■ **WHAT YOU HAVE TO DO**: Count how many lines in the material below hold the word "газоснабжения"; the reply is that number alone.

Stored records:
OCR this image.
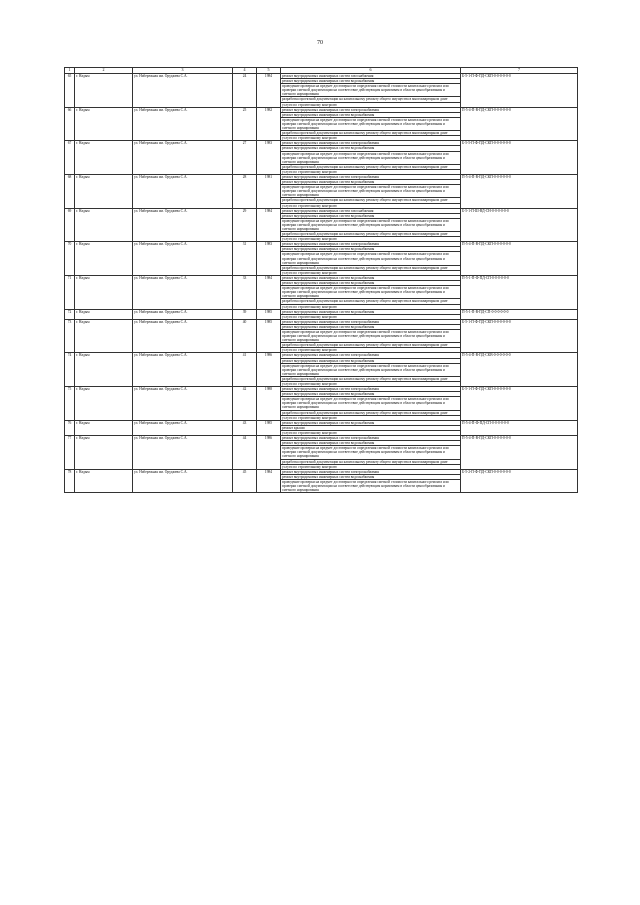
70
1	2	3	4	5	6	7
65	г. Надым	ул. Набережная им. Оруджева С.А.	24	1984	ремонт внутридомовых инженерных систем газоснабжения	Б-5-1-П-Ф-ПД-СКП-0-0-0-0-0-0
					ремонт внутридомовых инженерных систем водоснабжения	
					проведение проверки на предмет достоверности определения сметной стоимости капитального ремонта или проверки сметной документации на соответствие действующим нормативам в области ценообразования и сметного нормирования	
					разработка проектной документации на капитальному ремонту общего имущества в многоквартирном доме	
					услуги по строительному контролю	
66	г. Надым	ул. Набережная им. Оруджева С.А.	25	1982	ремонт внутридомовых инженерных систем электроснабжения	П-5-4-П-В-ПД-СКП-0-0-0-0-0-0
					ремонт внутридомовых инженерных систем водоснабжения	
					проведение проверки на предмет достоверности определения сметной стоимости капитального ремонта или проверки сметной документации на соответствие действующим нормативам в области ценообразования и сметного нормирования	
					разработка проектной документации на капитальному ремонту общего имущества в многоквартирном доме	
					услуги по строительному контролю	
67	г. Надым	ул. Набережная им. Оруджева С.А.	27	1983	ремонт внутридомовых инженерных систем электроснабжения	Б-5-5-П-Ф-ПД-СКП-0-0-0-0-0-0
					ремонт внутридомовых инженерных систем водоснабжения	
					проведение проверки на предмет достоверности определения сметной стоимости капитального ремонта или проверки сметной документации на соответствие действующим нормативам в области ценообразования и сметного нормирования	
					разработка проектной документации на капитальному ремонту общего имущества в многоквартирном доме	
					услуги по строительному контролю	
68	г. Надым	ул. Набережная им. Оруджева С.А.	28	1981	ремонт внутридомовых инженерных систем электроснабжения	П-5-4-П-В-ПД-СКП-0-0-0-0-0-0
					ремонт внутридомовых инженерных систем водоснабжения	
					проведение проверки на предмет достоверности определения сметной стоимости капитального ремонта или проверки сметной документации на соответствие действующим нормативам в области ценообразования и сметного нормирования	
					разработка проектной документации на капитальному ремонту общего имущества в многоквартирном доме	
					услуги по строительному контролю	
69	г. Надым	ул. Набережная им. Оруджева С.А.	29	1984	ремонт внутридомовых инженерных систем газоснабжения	Б-5-1-П-Ш-ВД-СН-0-0-0-0-0-0
					ремонт внутридомовых инженерных систем водоснабжения	
					проведение проверки на предмет достоверности определения сметной стоимости капитального ремонта или проверки сметной документации на соответствие действующим нормативам в области ценообразования и сметного нормирования	
					разработка проектной документации на капитальному ремонту общего имущества в многоквартирном доме	
					услуги по строительному контролю	
70	г. Надым	ул. Набережная им. Оруджева С.А.	31	1983	ремонт внутридомовых инженерных систем электроснабжения	П-5-4-П-В-ПД-СКП-0-0-0-0-0-0
					ремонт внутридомовых инженерных систем водоснабжения	
					проведение проверки на предмет достоверности определения сметной стоимости капитального ремонта или проверки сметной документации на соответствие действующим нормативам в области ценообразования и сметного нормирования	
					разработка проектной документации на капитальному ремонту общего имущества в многоквартирном доме	
					услуги по строительному контролю	
71	г. Надым	ул. Набережная им. Оруджева С.А.	33	1984	ремонт внутридомовых инженерных систем водоснабжения	П-5-1-П-Ф-ПД-СП-0-0-0-0-0-0
					ремонт внутридомовых инженерных систем водоснабжения	
					проведение проверки на предмет достоверности определения сметной стоимости капитального ремонта или проверки сметной документации на соответствие действующим нормативам в области ценообразования и сметного нормирования	
					разработка проектной документации на капитальному ремонту общего имущества в многоквартирном доме	
					услуги по строительному контролю	
72	г. Надым	ул. Набережная им. Оруджева С.А.	39	1985	ремонт внутридомовых инженерных систем водоснабжения	П-5-1-П-В-ПД-СП-0-0-0-0-0-0
					услуги по строительному контролю	
73	г. Надым	ул. Набережная им. Оруджева С.А.	40	1985	ремонт внутридомовых инженерных систем электроснабжения	Б-5-1-П-Ф-ПД-СКП-0-0-0-0-0-0
					ремонт внутридомовых инженерных систем водоснабжения	
					проведение проверки на предмет достоверности определения сметной стоимости капитального ремонта или проверки сметной документации на соответствие действующим нормативам в области ценообразования и сметного нормирования	
					разработка проектной документации на капитальному ремонту общего имущества в многоквартирном доме	
					услуги по строительному контролю	
74	г. Надым	ул. Набережная им. Оруджева С.А.	41	1986	ремонт внутридомовых инженерных систем электроснабжения	П-5-4-П-В-ПД-СКВ-0-0-0-0-0-0
					ремонт внутридомовых инженерных систем водоснабжения	
					проведение проверки на предмет достоверности определения сметной стоимости капитального ремонта или проверки сметной документации на соответствие действующим нормативам в области ценообразования и сметного нормирования	
					разработка проектной документации на капитальному ремонту общего имущества в многоквартирном доме	
					услуги по строительному контролю	
75	г. Надым	ул. Набережная им. Оруджева С.А.	42	1988	ремонт внутридомовых инженерных систем электроснабжения	Б-5-1-П-Ф-ПД-СКП-0-0-0-0-0-0
					ремонт внутридомовых инженерных систем водоснабжения	
					проведение проверки на предмет достоверности определения сметной стоимости капитального ремонта или проверки сметной документации на соответствие действующим нормативам в области ценообразования и сметного нормирования	
					разработка проектной документации на капитальному ремонту общего имущества в многоквартирном доме	
					услуги по строительному контролю	
76	г. Надым	ул. Набережная им. Оруджева С.А.	43	1985	ремонт внутридомовых инженерных систем водоснабжения	П-5-4-П-Ф-ПД-СП-0-0-0-0-0-0
					ремонт крыши	
					услуги по строительному контролю	
77	г. Надым	ул. Набережная им. Оруджева С.А.	44	1986	ремонт внутридомовых инженерных систем электроснабжения	П-5-4-П-В-ПД-СКП-0-0-0-0-0-0
					ремонт внутридомовых инженерных систем водоснабжения	
					проведение проверки на предмет достоверности определения сметной стоимости капитального ремонта или проверки сметной документации на соответствие действующим нормативам в области ценообразования и сметного нормирования	
					разработка проектной документации на капитальному ремонту общего имущества в многоквартирном доме	
					услуги по строительному контролю	
78	г. Надым	ул. Набережная им. Оруджева С.А.	45	1984	ремонт внутридомовых инженерных систем электроснабжения	Б-5-2-П-Ф-ПД-СКП-0-0-0-0-0-0
					ремонт внутридомовых инженерных систем водоснабжения	
					проведение проверки на предмет достоверности определения сметной стоимости капитального ремонта или проверки сметной документации на соответствие действующим нормативам в области ценообразования и сметного нормирования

■ **COMPLETE RESPONSE**: 2